- _What is expected_
Pull out each line of the records below that contains the word "Season", and copy those lines unchanged.

-*-

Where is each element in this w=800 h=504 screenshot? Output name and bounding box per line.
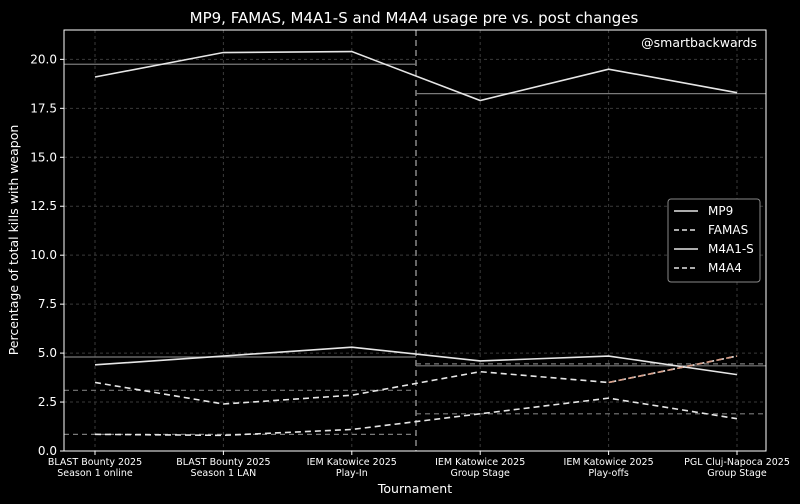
axis-ticks: 0.0 2.5 5.0 7.5 10.0 12.5 15.0 17.5 20.0 BLAST Bo…	[30, 52, 790, 479]
legend: MP9 FAMAS M4A1-S M4A4	[667, 198, 761, 283]
x-tick-label: PGL Cluj-Napoca 2025 Group Stage	[684, 457, 790, 479]
y-tick-label: 15.0	[30, 150, 57, 164]
x-tick-label: IEM Katowice 2025 Play-In	[307, 457, 397, 479]
y-tick-label: 20.0	[30, 52, 57, 66]
series-line-famas	[94, 397, 738, 437]
y-tick-label: 17.5	[30, 101, 57, 115]
legend-label-famas: FAMAS	[708, 223, 748, 237]
y-axis-label: Percentage of total kills with weapon	[6, 125, 21, 356]
series-line-m4a1-s	[94, 346, 738, 376]
legend-label-m4a1-s: M4A1-S	[708, 242, 754, 256]
y-tick-label: 2.5	[38, 395, 57, 409]
chart-title: MP9, FAMAS, M4A1-S and M4A4 usage pre vs…	[190, 9, 639, 27]
series-line-mp9	[94, 50, 738, 102]
y-tick-label: 10.0	[30, 248, 57, 262]
legend-label-m4a4: M4A4	[708, 261, 742, 275]
x-tick-label: BLAST Bounty 2025 Season 1 LAN	[176, 457, 270, 479]
legend-label-mp9: MP9	[708, 204, 733, 218]
x-axis-label: Tournament	[377, 481, 452, 496]
series-line-m4a4-tail	[608, 355, 738, 384]
y-tick-label: 12.5	[30, 199, 57, 213]
watermark: @smartbackwards	[641, 35, 757, 50]
plot-area	[64, 30, 766, 452]
x-tick-label: IEM Katowice 2025 Group Stage	[435, 457, 525, 479]
plot-frame	[63, 29, 767, 452]
y-tick-label: 5.0	[38, 346, 57, 360]
legend-box	[667, 198, 761, 283]
x-tick-label: BLAST Bounty 2025 Season 1 online	[48, 457, 142, 479]
y-tick-label: 7.5	[38, 297, 57, 311]
y-tick-label: 0.0	[38, 444, 57, 458]
x-tick-label: IEM Katowice 2025 Play-offs	[564, 457, 654, 479]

-*-

- _Problem solution_
x-tick-label: BLAST Bounty 2025 Season 1 LAN	[176, 457, 270, 479]
x-tick-label: BLAST Bounty 2025 Season 1 online	[48, 457, 142, 479]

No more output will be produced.